▸ Your goal
Go through the records and show each line where the word "Bulua" occurs.

··· Exercise inputs ···

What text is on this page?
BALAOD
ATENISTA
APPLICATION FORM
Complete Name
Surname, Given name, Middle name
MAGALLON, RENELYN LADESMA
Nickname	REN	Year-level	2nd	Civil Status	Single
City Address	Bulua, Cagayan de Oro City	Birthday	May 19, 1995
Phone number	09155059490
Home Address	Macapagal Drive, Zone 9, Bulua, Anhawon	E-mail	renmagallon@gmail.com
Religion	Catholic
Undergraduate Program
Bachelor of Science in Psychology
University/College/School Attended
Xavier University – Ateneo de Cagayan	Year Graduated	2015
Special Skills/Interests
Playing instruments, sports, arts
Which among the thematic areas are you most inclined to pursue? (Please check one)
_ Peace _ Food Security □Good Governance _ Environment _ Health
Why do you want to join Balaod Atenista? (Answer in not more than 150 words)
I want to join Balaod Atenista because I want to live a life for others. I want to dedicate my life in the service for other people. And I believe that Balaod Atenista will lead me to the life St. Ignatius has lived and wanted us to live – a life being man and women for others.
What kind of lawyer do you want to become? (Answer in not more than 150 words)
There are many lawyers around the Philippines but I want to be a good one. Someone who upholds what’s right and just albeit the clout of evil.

···

▸ Result for this exercise
City Address	Bulua, Cagayan de Oro City	Birthday	May 19, 1995
Home Address	Macapagal Drive, Zone 9, Bulua, Anhawon	E-mail	renmagallon@gmail.com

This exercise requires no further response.